■ Set exercise ■
Copy all entries without alteration and skip the pictures they hold.

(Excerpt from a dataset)
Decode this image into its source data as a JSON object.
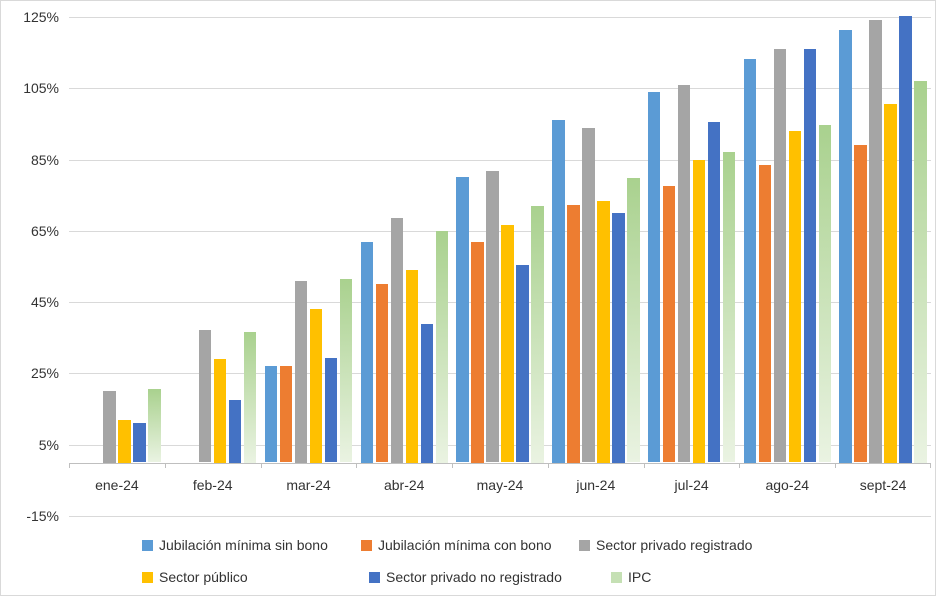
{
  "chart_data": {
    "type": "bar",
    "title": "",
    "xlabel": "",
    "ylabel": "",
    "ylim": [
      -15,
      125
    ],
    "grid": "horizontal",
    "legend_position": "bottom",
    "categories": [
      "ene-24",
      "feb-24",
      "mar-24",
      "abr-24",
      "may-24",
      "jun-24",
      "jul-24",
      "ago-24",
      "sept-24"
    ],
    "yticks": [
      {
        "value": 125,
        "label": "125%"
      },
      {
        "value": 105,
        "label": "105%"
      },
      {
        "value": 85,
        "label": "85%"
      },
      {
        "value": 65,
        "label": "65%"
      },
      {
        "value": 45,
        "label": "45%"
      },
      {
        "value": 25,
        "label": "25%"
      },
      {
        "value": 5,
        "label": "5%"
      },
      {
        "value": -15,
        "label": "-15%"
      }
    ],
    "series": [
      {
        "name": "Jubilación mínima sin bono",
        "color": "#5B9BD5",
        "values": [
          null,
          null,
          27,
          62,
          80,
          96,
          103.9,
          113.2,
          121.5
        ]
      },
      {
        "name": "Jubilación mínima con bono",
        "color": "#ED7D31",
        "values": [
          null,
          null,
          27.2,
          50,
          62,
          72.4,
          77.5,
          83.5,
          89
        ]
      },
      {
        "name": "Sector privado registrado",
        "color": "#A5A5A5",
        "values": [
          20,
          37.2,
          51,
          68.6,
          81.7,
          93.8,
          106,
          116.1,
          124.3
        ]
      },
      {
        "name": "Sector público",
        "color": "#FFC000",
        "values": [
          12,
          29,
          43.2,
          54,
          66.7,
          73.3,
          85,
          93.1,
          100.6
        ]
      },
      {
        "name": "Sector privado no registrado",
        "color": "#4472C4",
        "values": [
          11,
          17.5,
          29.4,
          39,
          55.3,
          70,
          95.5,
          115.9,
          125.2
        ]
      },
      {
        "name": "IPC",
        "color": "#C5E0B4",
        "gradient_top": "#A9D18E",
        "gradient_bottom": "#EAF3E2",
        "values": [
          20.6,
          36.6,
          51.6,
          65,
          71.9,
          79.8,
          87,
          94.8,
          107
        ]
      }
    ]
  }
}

■ Solution ■
Decode this image into its source data as a JSON object.
{
  "chart_data": {
    "type": "bar",
    "title": "",
    "xlabel": "",
    "ylabel": "",
    "ylim": [
      -15,
      125
    ],
    "grid": "horizontal",
    "legend_position": "bottom",
    "categories": [
      "ene-24",
      "feb-24",
      "mar-24",
      "abr-24",
      "may-24",
      "jun-24",
      "jul-24",
      "ago-24",
      "sept-24"
    ],
    "yticks": [
      {
        "value": 125,
        "label": "125%"
      },
      {
        "value": 105,
        "label": "105%"
      },
      {
        "value": 85,
        "label": "85%"
      },
      {
        "value": 65,
        "label": "65%"
      },
      {
        "value": 45,
        "label": "45%"
      },
      {
        "value": 25,
        "label": "25%"
      },
      {
        "value": 5,
        "label": "5%"
      },
      {
        "value": -15,
        "label": "-15%"
      }
    ],
    "series": [
      {
        "name": "Jubilación mínima sin bono",
        "color": "#5B9BD5",
        "values": [
          null,
          null,
          27,
          62,
          80,
          96,
          103.9,
          113.2,
          121.5
        ]
      },
      {
        "name": "Jubilación mínima con bono",
        "color": "#ED7D31",
        "values": [
          null,
          null,
          27.2,
          50,
          62,
          72.4,
          77.5,
          83.5,
          89
        ]
      },
      {
        "name": "Sector privado registrado",
        "color": "#A5A5A5",
        "values": [
          20,
          37.2,
          51,
          68.6,
          81.7,
          93.8,
          106,
          116.1,
          124.3
        ]
      },
      {
        "name": "Sector público",
        "color": "#FFC000",
        "values": [
          12,
          29,
          43.2,
          54,
          66.7,
          73.3,
          85,
          93.1,
          100.6
        ]
      },
      {
        "name": "Sector privado no registrado",
        "color": "#4472C4",
        "values": [
          11,
          17.5,
          29.4,
          39,
          55.3,
          70,
          95.5,
          115.9,
          125.2
        ]
      },
      {
        "name": "IPC",
        "color": "#C5E0B4",
        "gradient_top": "#A9D18E",
        "gradient_bottom": "#EAF3E2",
        "values": [
          20.6,
          36.6,
          51.6,
          65,
          71.9,
          79.8,
          87,
          94.8,
          107
        ]
      }
    ]
  }
}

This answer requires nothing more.